-- Begin Dataset records --

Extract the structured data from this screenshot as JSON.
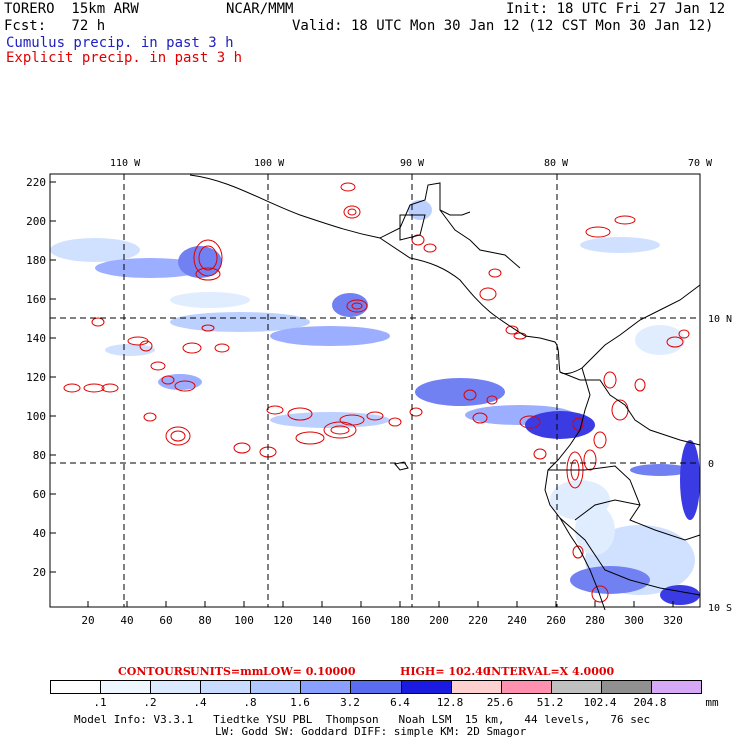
{
  "header": {
    "model": "TORERO  15km ARW",
    "org": "NCAR/MMM",
    "init": "Init: 18 UTC Fri 27 Jan 12",
    "fcst": "Fcst:   72 h",
    "valid": "Valid: 18 UTC Mon 30 Jan 12 (12 CST Mon 30 Jan 12)",
    "cumulus_label": "Cumulus precip. in past 3 h",
    "explicit_label": "Explicit precip. in past 3 h"
  },
  "axes": {
    "lon_labels": [
      "110 W",
      "100 W",
      "90 W",
      "80 W",
      "70 W"
    ],
    "lat_labels": [
      "10 N",
      "0",
      "10 S"
    ],
    "y_ticks": [
      "220",
      "200",
      "180",
      "160",
      "140",
      "120",
      "100",
      "80",
      "60",
      "40",
      "20"
    ],
    "x_ticks": [
      "20",
      "40",
      "60",
      "80",
      "100",
      "120",
      "140",
      "160",
      "180",
      "200",
      "220",
      "240",
      "260",
      "280",
      "300",
      "320"
    ]
  },
  "contours": {
    "label": "CONTOURS:",
    "units": "UNITS=mm",
    "low": "LOW= 0.10000",
    "high": "HIGH=  102.40",
    "interval": "INTERVAL=X  4.0000"
  },
  "colorbar": {
    "labels": [
      ".1",
      ".2",
      ".4",
      ".8",
      "1.6",
      "3.2",
      "6.4",
      "12.8",
      "25.6",
      "51.2",
      "102.4",
      "204.8"
    ],
    "unit": "mm",
    "colors": [
      "#ffffff",
      "#eef6ff",
      "#dbeaff",
      "#c8dcff",
      "#b0c8ff",
      "#8aa0ff",
      "#5a6cf0",
      "#1a1ae0",
      "#ffd0d0",
      "#ff90b0",
      "#c0c0c0",
      "#909090",
      "#d8a8f8"
    ]
  },
  "footer": {
    "line1": "Model Info: V3.3.1   Tiedtke YSU PBL  Thompson   Noah LSM  15 km,   44 levels,   76 sec",
    "line2": "LW: Godd SW: Goddard DIFF: simple KM: 2D Smagor"
  }
}
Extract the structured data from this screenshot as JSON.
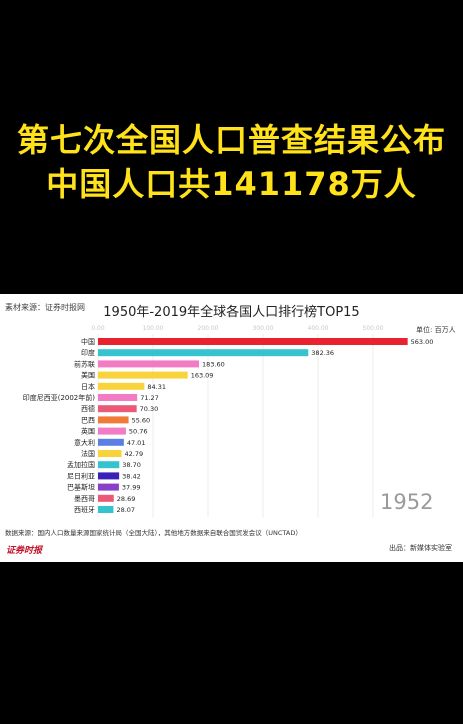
{
  "headline": {
    "line1": "第七次全国人口普查结果公布",
    "line2": "中国人口共141178万人"
  },
  "source_top": "素材来源：证券时报网",
  "unit_label": "单位: 百万人",
  "year": "1952",
  "note": "数据来源：国内人口数量来源国家统计局（全国大陆），其他地方数据来自联合国贸发会议（UNCTAD）",
  "logo_text": "证券时报",
  "producer": "出品：新媒体实验室",
  "colors": {
    "headline": "#ffe21a",
    "bars": [
      "#e8222e",
      "#35c3cf",
      "#f27bc4",
      "#f9d33b",
      "#f9d33b",
      "#f27bc4",
      "#ea5a78",
      "#f07a3a",
      "#f27bc4",
      "#5b7fe3",
      "#f9d33b",
      "#35c3cf",
      "#3a22b7",
      "#8a3fc9",
      "#ea5a78",
      "#35c3cf",
      "#f29a6a"
    ]
  },
  "chart_data": {
    "type": "bar",
    "orientation": "horizontal",
    "title": "1950年-2019年全球各国人口排行榜TOP15",
    "xlim": [
      0,
      600
    ],
    "xticks": [
      "0.00",
      "100.00",
      "200.00",
      "300.00",
      "400.00",
      "500.00"
    ],
    "xtick_values": [
      0,
      100,
      200,
      300,
      400,
      500
    ],
    "categories": [
      "中国",
      "印度",
      "前苏联",
      "美国",
      "日本",
      "印度尼西亚(2002年前)",
      "西德",
      "巴西",
      "英国",
      "意大利",
      "法国",
      "孟加拉国",
      "尼日利亚",
      "巴基斯坦",
      "墨西哥",
      "西班牙"
    ],
    "values": [
      563.0,
      382.36,
      183.6,
      163.09,
      84.31,
      71.27,
      70.3,
      55.6,
      50.76,
      47.01,
      42.79,
      38.7,
      38.42,
      37.99,
      28.69,
      28.07
    ],
    "value_labels": [
      "563.00",
      "382.36",
      "183.60",
      "163.09",
      "84.31",
      "71.27",
      "70.30",
      "55.60",
      "50.76",
      "47.01",
      "42.79",
      "38.70",
      "38.42",
      "37.99",
      "28.69",
      "28.07"
    ]
  }
}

-- End Dataset records --

Show every line from the entries above in which "past" appears.

Result of the task —
    "cumulus_label": "Cumulus precip. in past 3 h",
    "explicit_label": "Explicit precip. in past 3 h"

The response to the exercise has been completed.